▸ **What needs to be done**:
Return the number of lines that include the string "performed", without any other text.

▸ **Data extract**:
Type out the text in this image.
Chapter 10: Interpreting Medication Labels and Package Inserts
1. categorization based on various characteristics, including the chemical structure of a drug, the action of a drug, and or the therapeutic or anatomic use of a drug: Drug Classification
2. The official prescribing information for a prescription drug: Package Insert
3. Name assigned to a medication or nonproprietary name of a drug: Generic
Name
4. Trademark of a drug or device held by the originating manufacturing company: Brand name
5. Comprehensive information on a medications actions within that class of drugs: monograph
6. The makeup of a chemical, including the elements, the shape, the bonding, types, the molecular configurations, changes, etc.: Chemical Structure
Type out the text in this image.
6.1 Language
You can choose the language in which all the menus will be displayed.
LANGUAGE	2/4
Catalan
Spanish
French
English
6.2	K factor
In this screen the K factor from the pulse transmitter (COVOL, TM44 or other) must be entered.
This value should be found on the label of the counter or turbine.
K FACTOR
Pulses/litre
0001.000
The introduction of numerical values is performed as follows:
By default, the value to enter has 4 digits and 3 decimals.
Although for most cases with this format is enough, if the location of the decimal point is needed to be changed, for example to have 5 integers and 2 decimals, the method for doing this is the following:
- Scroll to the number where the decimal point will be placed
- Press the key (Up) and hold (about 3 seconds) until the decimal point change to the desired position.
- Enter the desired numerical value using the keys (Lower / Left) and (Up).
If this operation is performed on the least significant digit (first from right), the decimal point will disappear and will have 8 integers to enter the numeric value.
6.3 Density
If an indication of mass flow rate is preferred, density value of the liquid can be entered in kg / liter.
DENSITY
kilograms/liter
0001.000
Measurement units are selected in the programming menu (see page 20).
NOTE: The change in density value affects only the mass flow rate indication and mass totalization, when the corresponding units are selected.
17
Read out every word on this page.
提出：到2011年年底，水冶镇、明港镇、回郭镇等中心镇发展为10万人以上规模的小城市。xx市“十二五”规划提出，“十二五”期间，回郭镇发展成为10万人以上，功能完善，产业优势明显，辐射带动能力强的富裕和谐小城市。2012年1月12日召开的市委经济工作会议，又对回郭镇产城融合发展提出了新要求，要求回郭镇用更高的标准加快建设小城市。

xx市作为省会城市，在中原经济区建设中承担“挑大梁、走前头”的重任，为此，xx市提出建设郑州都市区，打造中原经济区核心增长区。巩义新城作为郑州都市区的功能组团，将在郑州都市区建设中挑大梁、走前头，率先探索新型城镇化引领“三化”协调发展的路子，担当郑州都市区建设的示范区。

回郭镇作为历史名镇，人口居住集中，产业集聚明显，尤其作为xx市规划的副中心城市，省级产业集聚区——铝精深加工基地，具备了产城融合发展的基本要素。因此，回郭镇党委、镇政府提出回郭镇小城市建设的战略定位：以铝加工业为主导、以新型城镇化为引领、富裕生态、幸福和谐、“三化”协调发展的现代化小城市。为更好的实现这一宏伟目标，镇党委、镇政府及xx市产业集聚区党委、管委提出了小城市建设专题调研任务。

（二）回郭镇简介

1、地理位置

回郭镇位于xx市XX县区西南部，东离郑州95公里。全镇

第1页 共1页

▸ **Expected answer**:
2